(Data excerpts)
□ □ □ □
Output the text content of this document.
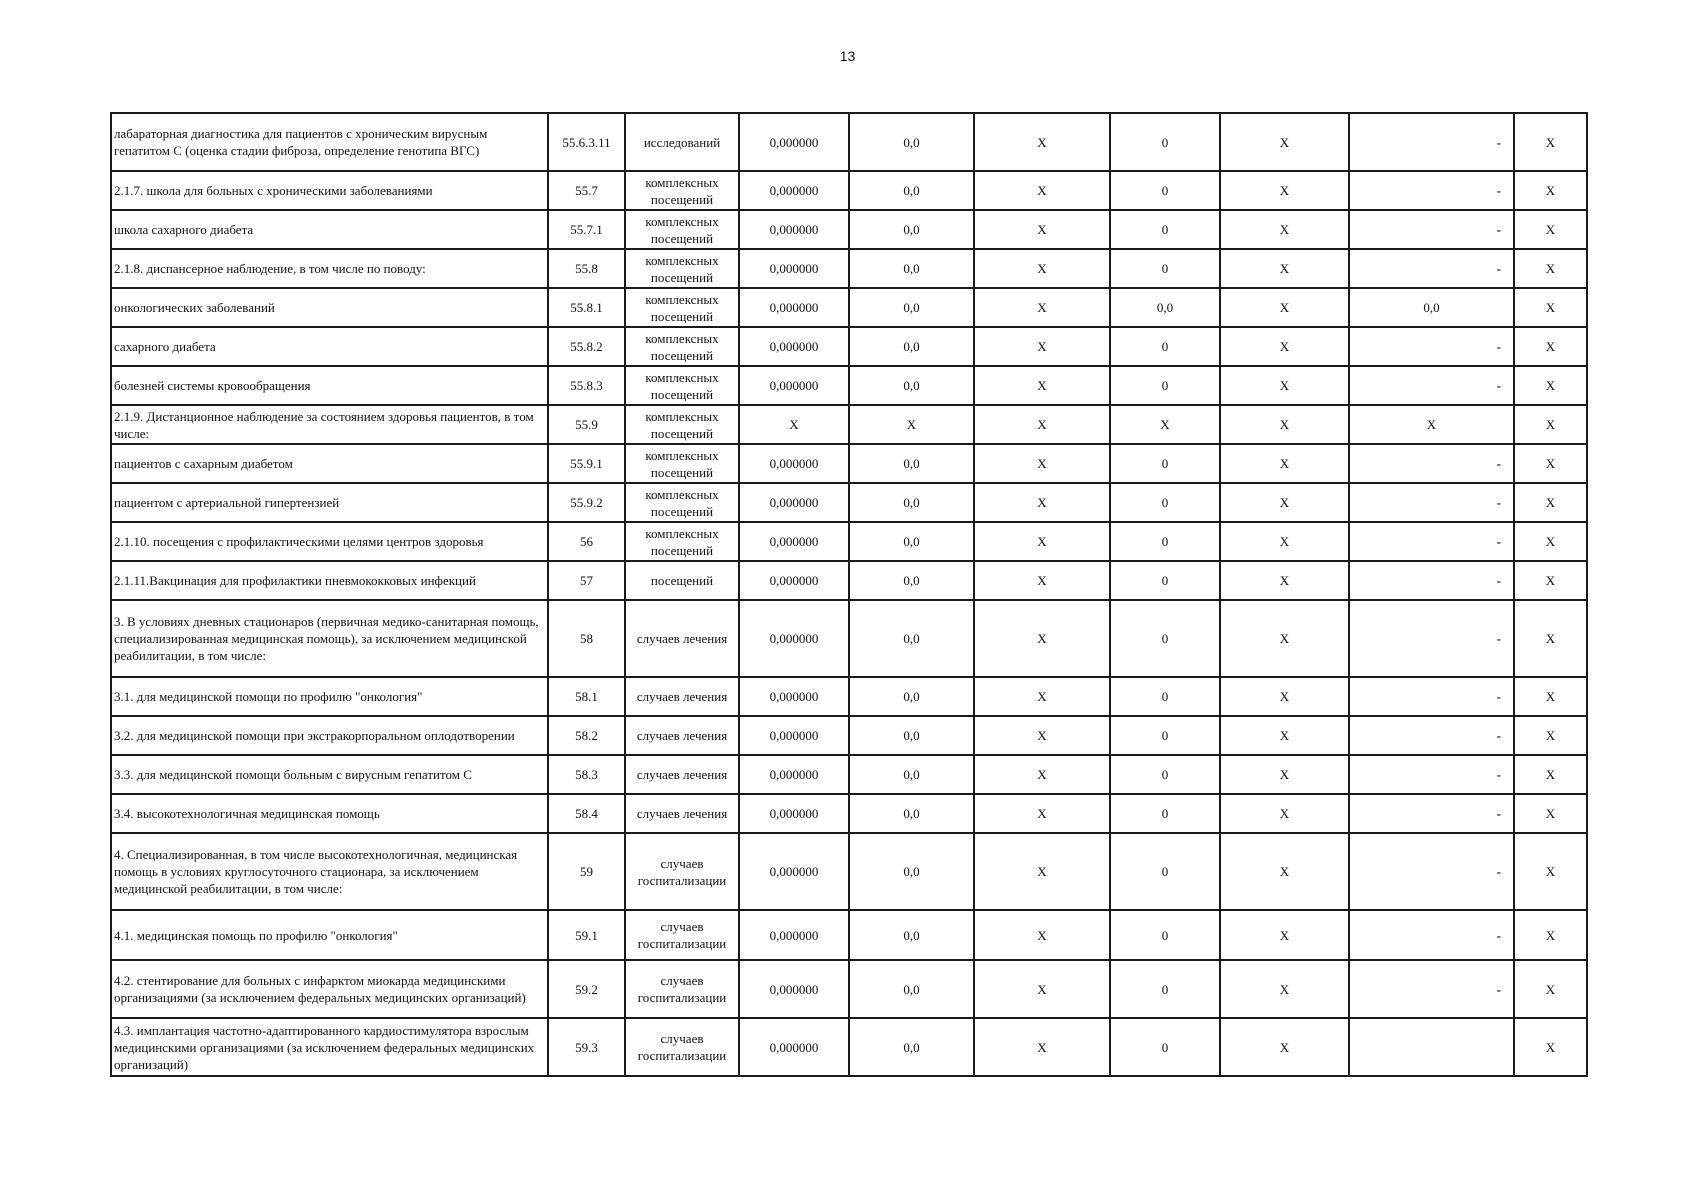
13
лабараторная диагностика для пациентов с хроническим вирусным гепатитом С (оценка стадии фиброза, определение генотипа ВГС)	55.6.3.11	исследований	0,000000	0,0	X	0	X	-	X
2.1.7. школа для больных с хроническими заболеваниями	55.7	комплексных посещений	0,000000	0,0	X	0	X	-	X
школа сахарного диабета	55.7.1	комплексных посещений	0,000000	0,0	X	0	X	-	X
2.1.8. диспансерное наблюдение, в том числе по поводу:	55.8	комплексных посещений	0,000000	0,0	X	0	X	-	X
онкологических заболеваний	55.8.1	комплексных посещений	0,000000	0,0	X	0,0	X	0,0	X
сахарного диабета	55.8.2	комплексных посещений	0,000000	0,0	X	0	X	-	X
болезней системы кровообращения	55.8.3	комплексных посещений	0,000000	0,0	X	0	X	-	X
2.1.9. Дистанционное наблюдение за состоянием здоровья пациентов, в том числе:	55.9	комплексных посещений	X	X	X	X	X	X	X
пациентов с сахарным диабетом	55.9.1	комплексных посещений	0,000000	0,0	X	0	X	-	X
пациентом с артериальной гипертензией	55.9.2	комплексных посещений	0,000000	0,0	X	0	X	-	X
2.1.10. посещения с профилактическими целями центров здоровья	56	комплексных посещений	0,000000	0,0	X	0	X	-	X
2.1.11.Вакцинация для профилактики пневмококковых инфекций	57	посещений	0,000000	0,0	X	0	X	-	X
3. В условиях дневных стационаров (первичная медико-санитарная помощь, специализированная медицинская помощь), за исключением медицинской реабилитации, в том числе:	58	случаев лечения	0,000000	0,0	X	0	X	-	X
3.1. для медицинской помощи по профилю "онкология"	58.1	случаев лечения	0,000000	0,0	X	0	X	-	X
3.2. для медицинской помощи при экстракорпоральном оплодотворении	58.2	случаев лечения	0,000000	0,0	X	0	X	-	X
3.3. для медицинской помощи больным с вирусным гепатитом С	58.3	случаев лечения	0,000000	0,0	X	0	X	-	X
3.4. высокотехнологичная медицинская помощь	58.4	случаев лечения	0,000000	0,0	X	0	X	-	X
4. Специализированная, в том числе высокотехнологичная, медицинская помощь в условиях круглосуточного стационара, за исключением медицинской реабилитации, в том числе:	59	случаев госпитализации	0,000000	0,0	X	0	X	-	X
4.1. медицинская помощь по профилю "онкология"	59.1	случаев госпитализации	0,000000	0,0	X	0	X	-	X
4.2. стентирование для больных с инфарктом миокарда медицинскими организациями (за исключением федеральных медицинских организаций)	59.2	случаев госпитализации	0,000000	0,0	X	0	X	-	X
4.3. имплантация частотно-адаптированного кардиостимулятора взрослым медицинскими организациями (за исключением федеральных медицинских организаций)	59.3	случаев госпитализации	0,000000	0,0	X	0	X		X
□ □ □ □
- Directive:
Find the word "помощи" in the records and pull out each line that has it.

- The output:
3.1. для медицинской помощи по профилю "онкология"	58.1	случаев лечения	0,000000	0,0	X	0	X	-	X
3.2. для медицинской помощи при экстракорпоральном оплодотворении	58.2	случаев лечения	0,000000	0,0	X	0	X	-	X
3.3. для медицинской помощи больным с вирусным гепатитом С	58.3	случаев лечения	0,000000	0,0	X	0	X	-	X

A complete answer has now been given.